Record excerpts:
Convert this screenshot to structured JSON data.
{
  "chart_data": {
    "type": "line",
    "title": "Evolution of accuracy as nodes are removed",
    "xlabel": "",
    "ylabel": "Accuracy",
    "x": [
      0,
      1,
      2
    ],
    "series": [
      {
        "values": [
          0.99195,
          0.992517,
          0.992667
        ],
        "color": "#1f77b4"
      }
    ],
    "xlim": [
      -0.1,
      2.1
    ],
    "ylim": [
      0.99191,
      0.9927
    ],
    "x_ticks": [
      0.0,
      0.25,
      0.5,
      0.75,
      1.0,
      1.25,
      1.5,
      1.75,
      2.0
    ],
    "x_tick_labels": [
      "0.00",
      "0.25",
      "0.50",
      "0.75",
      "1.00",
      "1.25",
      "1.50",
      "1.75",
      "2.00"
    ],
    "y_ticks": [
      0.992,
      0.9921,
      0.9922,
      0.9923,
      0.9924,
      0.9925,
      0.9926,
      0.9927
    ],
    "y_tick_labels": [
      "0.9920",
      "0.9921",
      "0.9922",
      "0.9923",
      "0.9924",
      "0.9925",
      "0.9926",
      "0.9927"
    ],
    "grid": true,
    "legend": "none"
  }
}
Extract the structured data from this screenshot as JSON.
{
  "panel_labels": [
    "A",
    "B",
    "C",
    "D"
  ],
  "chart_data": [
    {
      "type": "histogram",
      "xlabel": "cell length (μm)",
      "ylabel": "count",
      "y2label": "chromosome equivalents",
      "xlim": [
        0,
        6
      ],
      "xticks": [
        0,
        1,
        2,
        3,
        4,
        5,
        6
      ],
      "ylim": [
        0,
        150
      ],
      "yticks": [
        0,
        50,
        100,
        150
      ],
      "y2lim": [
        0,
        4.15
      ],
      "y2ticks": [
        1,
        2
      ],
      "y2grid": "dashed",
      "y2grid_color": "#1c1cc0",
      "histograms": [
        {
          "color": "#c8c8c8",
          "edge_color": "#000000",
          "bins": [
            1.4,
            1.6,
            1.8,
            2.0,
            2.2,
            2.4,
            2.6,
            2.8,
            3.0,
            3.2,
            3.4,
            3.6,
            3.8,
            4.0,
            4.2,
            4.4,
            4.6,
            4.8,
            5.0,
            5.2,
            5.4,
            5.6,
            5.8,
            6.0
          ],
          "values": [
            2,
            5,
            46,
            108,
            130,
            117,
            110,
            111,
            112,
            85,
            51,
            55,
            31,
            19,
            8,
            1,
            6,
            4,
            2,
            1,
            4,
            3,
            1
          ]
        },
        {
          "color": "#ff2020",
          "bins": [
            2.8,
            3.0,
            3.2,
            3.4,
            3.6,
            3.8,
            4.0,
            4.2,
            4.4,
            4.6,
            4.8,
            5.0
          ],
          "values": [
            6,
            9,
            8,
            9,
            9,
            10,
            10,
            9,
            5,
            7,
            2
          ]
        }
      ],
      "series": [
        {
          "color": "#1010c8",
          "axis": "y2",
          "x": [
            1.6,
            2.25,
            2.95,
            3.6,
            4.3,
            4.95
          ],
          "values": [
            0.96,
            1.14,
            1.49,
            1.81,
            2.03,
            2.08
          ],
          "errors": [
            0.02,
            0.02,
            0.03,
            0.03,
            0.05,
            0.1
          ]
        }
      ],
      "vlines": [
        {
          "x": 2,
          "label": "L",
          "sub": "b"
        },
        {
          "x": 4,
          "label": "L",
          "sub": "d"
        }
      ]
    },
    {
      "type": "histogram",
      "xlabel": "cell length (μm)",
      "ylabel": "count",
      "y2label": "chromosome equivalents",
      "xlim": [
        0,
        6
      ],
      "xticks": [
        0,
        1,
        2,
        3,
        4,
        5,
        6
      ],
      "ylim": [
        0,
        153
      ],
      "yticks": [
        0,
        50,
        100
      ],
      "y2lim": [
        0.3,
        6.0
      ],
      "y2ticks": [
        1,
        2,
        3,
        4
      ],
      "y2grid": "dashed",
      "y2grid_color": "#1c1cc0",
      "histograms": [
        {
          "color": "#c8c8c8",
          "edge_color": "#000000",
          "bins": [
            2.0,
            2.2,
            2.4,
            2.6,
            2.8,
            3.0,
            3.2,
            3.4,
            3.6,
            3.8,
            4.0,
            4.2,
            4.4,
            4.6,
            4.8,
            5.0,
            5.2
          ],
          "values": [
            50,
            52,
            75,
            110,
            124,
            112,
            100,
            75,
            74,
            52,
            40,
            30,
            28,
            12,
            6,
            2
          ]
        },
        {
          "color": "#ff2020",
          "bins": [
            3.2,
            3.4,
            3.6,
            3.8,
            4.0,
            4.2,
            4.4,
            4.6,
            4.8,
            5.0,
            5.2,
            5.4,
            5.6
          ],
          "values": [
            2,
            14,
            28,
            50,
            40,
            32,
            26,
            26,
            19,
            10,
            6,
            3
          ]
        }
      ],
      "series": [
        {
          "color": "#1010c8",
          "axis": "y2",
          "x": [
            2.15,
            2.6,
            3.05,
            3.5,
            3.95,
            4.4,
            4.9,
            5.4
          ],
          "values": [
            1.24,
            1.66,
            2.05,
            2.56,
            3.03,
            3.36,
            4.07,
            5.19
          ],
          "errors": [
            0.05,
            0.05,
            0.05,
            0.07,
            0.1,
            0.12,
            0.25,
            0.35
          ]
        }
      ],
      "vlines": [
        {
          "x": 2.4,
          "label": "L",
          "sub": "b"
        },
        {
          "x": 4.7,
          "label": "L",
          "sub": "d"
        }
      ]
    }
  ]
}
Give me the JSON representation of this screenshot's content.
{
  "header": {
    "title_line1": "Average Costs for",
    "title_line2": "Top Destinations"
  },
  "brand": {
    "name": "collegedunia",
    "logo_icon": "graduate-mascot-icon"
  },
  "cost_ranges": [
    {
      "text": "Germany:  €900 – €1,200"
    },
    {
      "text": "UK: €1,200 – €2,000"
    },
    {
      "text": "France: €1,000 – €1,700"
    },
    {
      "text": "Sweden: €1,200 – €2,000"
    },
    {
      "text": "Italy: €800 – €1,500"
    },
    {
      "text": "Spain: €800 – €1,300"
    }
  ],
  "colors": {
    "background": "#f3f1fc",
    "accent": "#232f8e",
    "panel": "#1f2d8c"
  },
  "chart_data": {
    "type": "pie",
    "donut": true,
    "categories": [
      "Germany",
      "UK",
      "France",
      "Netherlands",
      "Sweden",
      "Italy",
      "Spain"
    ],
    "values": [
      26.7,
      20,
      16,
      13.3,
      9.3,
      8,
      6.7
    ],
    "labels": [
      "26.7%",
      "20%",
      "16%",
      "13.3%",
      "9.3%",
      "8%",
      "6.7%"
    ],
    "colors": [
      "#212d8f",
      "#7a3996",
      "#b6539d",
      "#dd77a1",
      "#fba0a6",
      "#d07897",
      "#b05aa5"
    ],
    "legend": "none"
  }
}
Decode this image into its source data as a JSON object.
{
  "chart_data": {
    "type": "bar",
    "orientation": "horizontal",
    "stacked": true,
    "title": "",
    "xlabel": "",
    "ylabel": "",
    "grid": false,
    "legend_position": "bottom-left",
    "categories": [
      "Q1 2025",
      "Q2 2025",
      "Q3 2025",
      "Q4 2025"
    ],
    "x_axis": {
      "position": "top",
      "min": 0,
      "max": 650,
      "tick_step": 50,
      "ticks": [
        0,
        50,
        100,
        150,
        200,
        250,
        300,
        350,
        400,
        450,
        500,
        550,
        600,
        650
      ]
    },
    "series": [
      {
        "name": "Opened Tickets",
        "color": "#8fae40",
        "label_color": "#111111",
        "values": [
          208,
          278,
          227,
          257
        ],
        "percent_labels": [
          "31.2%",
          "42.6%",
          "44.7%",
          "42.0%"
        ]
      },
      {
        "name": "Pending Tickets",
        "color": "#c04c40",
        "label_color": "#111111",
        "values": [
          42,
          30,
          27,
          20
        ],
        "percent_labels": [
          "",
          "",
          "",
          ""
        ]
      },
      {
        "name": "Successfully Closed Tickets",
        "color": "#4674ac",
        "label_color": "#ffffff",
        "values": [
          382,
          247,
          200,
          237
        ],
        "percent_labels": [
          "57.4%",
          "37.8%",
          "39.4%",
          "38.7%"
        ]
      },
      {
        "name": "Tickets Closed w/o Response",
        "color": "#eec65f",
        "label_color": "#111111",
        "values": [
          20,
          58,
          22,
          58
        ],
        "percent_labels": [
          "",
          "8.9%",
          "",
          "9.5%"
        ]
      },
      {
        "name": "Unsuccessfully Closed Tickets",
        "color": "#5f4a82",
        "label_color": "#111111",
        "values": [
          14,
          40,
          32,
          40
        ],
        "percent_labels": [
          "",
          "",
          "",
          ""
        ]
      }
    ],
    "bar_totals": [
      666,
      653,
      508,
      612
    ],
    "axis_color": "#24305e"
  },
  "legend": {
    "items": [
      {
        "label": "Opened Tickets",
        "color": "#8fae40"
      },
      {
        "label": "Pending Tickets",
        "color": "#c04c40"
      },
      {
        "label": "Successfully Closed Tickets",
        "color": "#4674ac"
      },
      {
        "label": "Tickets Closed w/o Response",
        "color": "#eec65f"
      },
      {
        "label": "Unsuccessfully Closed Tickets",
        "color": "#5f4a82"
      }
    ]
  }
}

Written request: Check each line of the records above for the word "name", then give the number of lines that have it, with no other words.

Result for this exercise: 6